*REQUEST*. Rewrite these entries in full, replacing "heart-emoji" with "heart-symbol" wherever it appears and leaving everything else unchanged.

* Begin RECORDS FOR PROCESSING *

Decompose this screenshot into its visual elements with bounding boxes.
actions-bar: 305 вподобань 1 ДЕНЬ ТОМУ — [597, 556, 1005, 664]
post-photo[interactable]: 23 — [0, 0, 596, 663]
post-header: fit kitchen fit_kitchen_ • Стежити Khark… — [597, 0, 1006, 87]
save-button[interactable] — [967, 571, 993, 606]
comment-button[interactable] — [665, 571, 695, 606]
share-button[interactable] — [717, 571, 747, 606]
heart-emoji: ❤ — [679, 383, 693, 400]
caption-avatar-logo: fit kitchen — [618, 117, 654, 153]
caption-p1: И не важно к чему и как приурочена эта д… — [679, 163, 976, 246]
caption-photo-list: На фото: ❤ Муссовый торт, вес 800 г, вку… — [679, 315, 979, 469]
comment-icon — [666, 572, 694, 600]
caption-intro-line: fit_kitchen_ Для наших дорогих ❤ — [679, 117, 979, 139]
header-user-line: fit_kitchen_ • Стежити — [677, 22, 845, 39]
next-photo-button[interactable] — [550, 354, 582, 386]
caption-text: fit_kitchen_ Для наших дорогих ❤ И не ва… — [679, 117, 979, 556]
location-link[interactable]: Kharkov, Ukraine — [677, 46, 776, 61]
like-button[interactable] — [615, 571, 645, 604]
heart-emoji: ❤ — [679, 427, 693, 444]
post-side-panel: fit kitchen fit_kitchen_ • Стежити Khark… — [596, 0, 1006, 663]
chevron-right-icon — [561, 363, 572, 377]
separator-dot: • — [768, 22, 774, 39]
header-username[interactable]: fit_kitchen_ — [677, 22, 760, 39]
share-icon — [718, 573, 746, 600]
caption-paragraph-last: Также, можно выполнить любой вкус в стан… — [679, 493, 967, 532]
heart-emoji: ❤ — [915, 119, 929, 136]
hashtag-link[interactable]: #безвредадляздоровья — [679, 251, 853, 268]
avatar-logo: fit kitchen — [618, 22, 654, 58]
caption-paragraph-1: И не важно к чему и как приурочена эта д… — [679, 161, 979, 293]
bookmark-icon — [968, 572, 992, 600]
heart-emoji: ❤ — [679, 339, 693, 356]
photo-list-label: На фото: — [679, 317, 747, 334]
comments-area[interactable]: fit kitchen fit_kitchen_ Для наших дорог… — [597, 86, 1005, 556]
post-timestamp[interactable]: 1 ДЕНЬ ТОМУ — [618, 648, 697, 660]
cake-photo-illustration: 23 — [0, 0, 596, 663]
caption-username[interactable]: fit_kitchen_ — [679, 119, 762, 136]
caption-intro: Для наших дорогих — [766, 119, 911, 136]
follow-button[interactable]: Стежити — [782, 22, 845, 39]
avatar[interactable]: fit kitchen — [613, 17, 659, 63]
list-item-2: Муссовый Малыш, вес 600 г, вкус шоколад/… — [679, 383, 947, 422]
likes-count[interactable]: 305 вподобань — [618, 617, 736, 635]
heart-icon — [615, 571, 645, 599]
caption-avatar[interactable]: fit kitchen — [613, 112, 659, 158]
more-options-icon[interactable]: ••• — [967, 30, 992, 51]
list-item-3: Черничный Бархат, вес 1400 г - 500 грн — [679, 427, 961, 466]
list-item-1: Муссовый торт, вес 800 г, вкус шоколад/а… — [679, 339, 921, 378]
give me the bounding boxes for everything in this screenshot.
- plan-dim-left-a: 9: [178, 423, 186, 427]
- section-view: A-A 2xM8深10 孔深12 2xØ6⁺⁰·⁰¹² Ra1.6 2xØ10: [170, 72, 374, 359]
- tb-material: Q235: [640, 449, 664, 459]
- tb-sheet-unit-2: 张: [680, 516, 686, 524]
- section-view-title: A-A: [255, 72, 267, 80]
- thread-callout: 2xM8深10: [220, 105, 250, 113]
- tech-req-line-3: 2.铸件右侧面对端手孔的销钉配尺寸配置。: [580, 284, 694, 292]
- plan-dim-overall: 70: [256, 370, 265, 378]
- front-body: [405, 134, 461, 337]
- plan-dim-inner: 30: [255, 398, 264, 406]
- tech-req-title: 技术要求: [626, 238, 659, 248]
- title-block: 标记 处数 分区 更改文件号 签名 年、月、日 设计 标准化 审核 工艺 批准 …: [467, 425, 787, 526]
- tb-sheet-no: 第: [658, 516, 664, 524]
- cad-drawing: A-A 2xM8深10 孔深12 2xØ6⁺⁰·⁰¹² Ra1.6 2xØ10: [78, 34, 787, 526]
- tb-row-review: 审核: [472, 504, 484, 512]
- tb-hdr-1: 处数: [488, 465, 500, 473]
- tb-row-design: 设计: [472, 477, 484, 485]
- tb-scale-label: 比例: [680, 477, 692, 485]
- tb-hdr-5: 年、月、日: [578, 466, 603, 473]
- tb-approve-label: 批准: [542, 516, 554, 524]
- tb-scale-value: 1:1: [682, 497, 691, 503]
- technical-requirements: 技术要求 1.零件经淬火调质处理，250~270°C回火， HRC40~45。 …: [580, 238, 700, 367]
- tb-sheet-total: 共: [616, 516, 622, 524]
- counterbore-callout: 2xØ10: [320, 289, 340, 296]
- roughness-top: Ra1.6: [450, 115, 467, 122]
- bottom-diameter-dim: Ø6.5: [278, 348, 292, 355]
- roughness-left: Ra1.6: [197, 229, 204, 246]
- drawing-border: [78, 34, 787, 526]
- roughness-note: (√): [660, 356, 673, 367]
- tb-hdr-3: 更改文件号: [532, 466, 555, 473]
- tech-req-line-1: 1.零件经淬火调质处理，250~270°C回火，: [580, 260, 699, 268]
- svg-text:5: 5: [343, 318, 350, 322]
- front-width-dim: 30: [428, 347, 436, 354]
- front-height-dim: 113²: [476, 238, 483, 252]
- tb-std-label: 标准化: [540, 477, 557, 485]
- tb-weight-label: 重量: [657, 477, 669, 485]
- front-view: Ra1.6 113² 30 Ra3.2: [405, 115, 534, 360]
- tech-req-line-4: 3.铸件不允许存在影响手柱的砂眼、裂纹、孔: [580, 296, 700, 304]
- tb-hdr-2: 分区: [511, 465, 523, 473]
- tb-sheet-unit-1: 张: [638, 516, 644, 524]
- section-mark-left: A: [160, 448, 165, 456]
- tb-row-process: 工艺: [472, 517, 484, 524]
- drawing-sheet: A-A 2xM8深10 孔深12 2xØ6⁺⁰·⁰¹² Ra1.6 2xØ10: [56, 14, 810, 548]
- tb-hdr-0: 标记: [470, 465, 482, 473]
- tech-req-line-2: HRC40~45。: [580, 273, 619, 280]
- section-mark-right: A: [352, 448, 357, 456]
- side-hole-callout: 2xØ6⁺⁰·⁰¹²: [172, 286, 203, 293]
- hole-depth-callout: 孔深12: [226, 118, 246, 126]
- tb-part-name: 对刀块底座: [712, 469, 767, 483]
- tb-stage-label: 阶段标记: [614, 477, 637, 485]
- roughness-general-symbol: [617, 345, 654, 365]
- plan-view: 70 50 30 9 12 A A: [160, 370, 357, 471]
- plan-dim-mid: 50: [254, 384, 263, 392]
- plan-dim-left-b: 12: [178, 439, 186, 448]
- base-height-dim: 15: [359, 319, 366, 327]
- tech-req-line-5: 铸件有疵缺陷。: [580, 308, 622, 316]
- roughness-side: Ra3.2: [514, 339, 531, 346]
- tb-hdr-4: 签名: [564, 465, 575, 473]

* End RECORDS FOR PROCESSING *

*RESPONSE BELOW*.
Decompose this screenshot into its visual elements with bounding boxes.
actions-bar: 305 вподобань 1 ДЕНЬ ТОМУ — [597, 556, 1005, 664]
post-photo[interactable]: 23 — [0, 0, 596, 663]
post-header: fit kitchen fit_kitchen_ • Стежити Khark… — [597, 0, 1006, 87]
save-button[interactable] — [967, 571, 993, 606]
comment-button[interactable] — [665, 571, 695, 606]
share-button[interactable] — [717, 571, 747, 606]
heart-symbol: ❤ — [679, 383, 693, 400]
caption-avatar-logo: fit kitchen — [618, 117, 654, 153]
caption-p1: И не важно к чему и как приурочена эта д… — [679, 163, 976, 246]
caption-photo-list: На фото: ❤ Муссовый торт, вес 800 г, вку… — [679, 315, 979, 469]
comment-icon — [666, 572, 694, 600]
caption-intro-line: fit_kitchen_ Для наших дорогих ❤ — [679, 117, 979, 139]
header-user-line: fit_kitchen_ • Стежити — [677, 22, 845, 39]
next-photo-button[interactable] — [550, 354, 582, 386]
caption-text: fit_kitchen_ Для наших дорогих ❤ И не ва… — [679, 117, 979, 556]
location-link[interactable]: Kharkov, Ukraine — [677, 46, 776, 61]
like-button[interactable] — [615, 571, 645, 604]
heart-symbol: ❤ — [679, 427, 693, 444]
post-side-panel: fit kitchen fit_kitchen_ • Стежити Khark… — [596, 0, 1006, 663]
chevron-right-icon — [561, 363, 572, 377]
separator-dot: • — [768, 22, 774, 39]
header-username[interactable]: fit_kitchen_ — [677, 22, 760, 39]
share-icon — [718, 573, 746, 600]
caption-paragraph-last: Также, можно выполнить любой вкус в стан… — [679, 493, 967, 532]
heart-symbol: ❤ — [915, 119, 929, 136]
hashtag-link[interactable]: #безвредадляздоровья — [679, 251, 853, 268]
avatar-logo: fit kitchen — [618, 22, 654, 58]
caption-paragraph-1: И не важно к чему и как приурочена эта д… — [679, 161, 979, 293]
bookmark-icon — [968, 572, 992, 600]
heart-symbol: ❤ — [679, 339, 693, 356]
photo-list-label: На фото: — [679, 317, 747, 334]
comments-area[interactable]: fit kitchen fit_kitchen_ Для наших дорог… — [597, 86, 1005, 556]
post-timestamp[interactable]: 1 ДЕНЬ ТОМУ — [618, 648, 697, 660]
cake-photo-illustration: 23 — [0, 0, 596, 663]
caption-username[interactable]: fit_kitchen_ — [679, 119, 762, 136]
caption-intro: Для наших дорогих — [766, 119, 911, 136]
follow-button[interactable]: Стежити — [782, 22, 845, 39]
avatar[interactable]: fit kitchen — [613, 17, 659, 63]
list-item-2: Муссовый Малыш, вес 600 г, вкус шоколад/… — [679, 383, 947, 422]
likes-count[interactable]: 305 вподобань — [618, 617, 736, 635]
heart-icon — [615, 571, 645, 599]
caption-avatar[interactable]: fit kitchen — [613, 112, 659, 158]
more-options-icon[interactable]: ••• — [967, 30, 992, 51]
list-item-3: Черничный Бархат, вес 1400 г - 500 грн — [679, 427, 961, 466]
list-item-1: Муссовый торт, вес 800 г, вкус шоколад/а… — [679, 339, 921, 378]
give me the bounding boxes for everything in this screenshot.
- plan-dim-left-a: 9: [178, 423, 186, 427]
- section-view: A-A 2xM8深10 孔深12 2xØ6⁺⁰·⁰¹² Ra1.6 2xØ10: [170, 72, 374, 359]
- tb-material: Q235: [640, 449, 664, 459]
- tb-sheet-unit-2: 张: [680, 516, 686, 524]
- section-view-title: A-A: [255, 72, 267, 80]
- thread-callout: 2xM8深10: [220, 105, 250, 113]
- tech-req-line-3: 2.铸件右侧面对端手孔的销钉配尺寸配置。: [580, 284, 694, 292]
- plan-dim-overall: 70: [256, 370, 265, 378]
- front-body: [405, 134, 461, 337]
- plan-dim-inner: 30: [255, 398, 264, 406]
- tech-req-title: 技术要求: [626, 238, 659, 248]
- title-block: 标记 处数 分区 更改文件号 签名 年、月、日 设计 标准化 审核 工艺 批准 …: [467, 425, 787, 526]
- tb-sheet-no: 第: [658, 516, 664, 524]
- cad-drawing: A-A 2xM8深10 孔深12 2xØ6⁺⁰·⁰¹² Ra1.6 2xØ10: [78, 34, 787, 526]
- tb-row-review: 审核: [472, 504, 484, 512]
- tb-hdr-1: 处数: [488, 465, 500, 473]
- tb-row-design: 设计: [472, 477, 484, 485]
- tb-scale-label: 比例: [680, 477, 692, 485]
- tb-hdr-5: 年、月、日: [578, 466, 603, 473]
- tb-approve-label: 批准: [542, 516, 554, 524]
- tb-scale-value: 1:1: [682, 497, 691, 503]
- technical-requirements: 技术要求 1.零件经淬火调质处理，250~270°C回火， HRC40~45。 …: [580, 238, 700, 367]
- tb-sheet-total: 共: [616, 516, 622, 524]
- counterbore-callout: 2xØ10: [320, 289, 340, 296]
- roughness-top: Ra1.6: [450, 115, 467, 122]
- bottom-diameter-dim: Ø6.5: [278, 348, 292, 355]
- roughness-left: Ra1.6: [197, 229, 204, 246]
- drawing-border: [78, 34, 787, 526]
- roughness-note: (√): [660, 356, 673, 367]
- tb-hdr-3: 更改文件号: [532, 466, 555, 473]
- tech-req-line-1: 1.零件经淬火调质处理，250~270°C回火，: [580, 260, 699, 268]
- svg-text:5: 5: [343, 318, 350, 322]
- front-width-dim: 30: [428, 347, 436, 354]
- front-height-dim: 113²: [476, 238, 483, 252]
- tb-std-label: 标准化: [540, 477, 557, 485]
- tb-weight-label: 重量: [657, 477, 669, 485]
- front-view: Ra1.6 113² 30 Ra3.2: [405, 115, 534, 360]
- tech-req-line-4: 3.铸件不允许存在影响手柱的砂眼、裂纹、孔: [580, 296, 700, 304]
- tb-hdr-2: 分区: [511, 465, 523, 473]
- tb-sheet-unit-1: 张: [638, 516, 644, 524]
- section-mark-left: A: [160, 448, 165, 456]
- tb-row-process: 工艺: [472, 517, 484, 524]
- drawing-sheet: A-A 2xM8深10 孔深12 2xØ6⁺⁰·⁰¹² Ra1.6 2xØ10: [56, 14, 810, 548]
- tb-hdr-0: 标记: [470, 465, 482, 473]
- tech-req-line-2: HRC40~45。: [580, 273, 619, 280]
- section-mark-right: A: [352, 448, 357, 456]
- side-hole-callout: 2xØ6⁺⁰·⁰¹²: [172, 286, 203, 293]
- hole-depth-callout: 孔深12: [226, 118, 246, 126]
- tb-part-name: 对刀块底座: [712, 469, 767, 483]
- tb-stage-label: 阶段标记: [614, 477, 637, 485]
- roughness-general-symbol: [617, 345, 654, 365]
- plan-view: 70 50 30 9 12 A A: [160, 370, 357, 471]
- plan-dim-mid: 50: [254, 384, 263, 392]
- plan-dim-left-b: 12: [178, 439, 186, 448]
- base-height-dim: 15: [359, 319, 366, 327]
- tech-req-line-5: 铸件有疵缺陷。: [580, 308, 622, 316]
- roughness-side: Ra3.2: [514, 339, 531, 346]
- tb-hdr-4: 签名: [564, 465, 575, 473]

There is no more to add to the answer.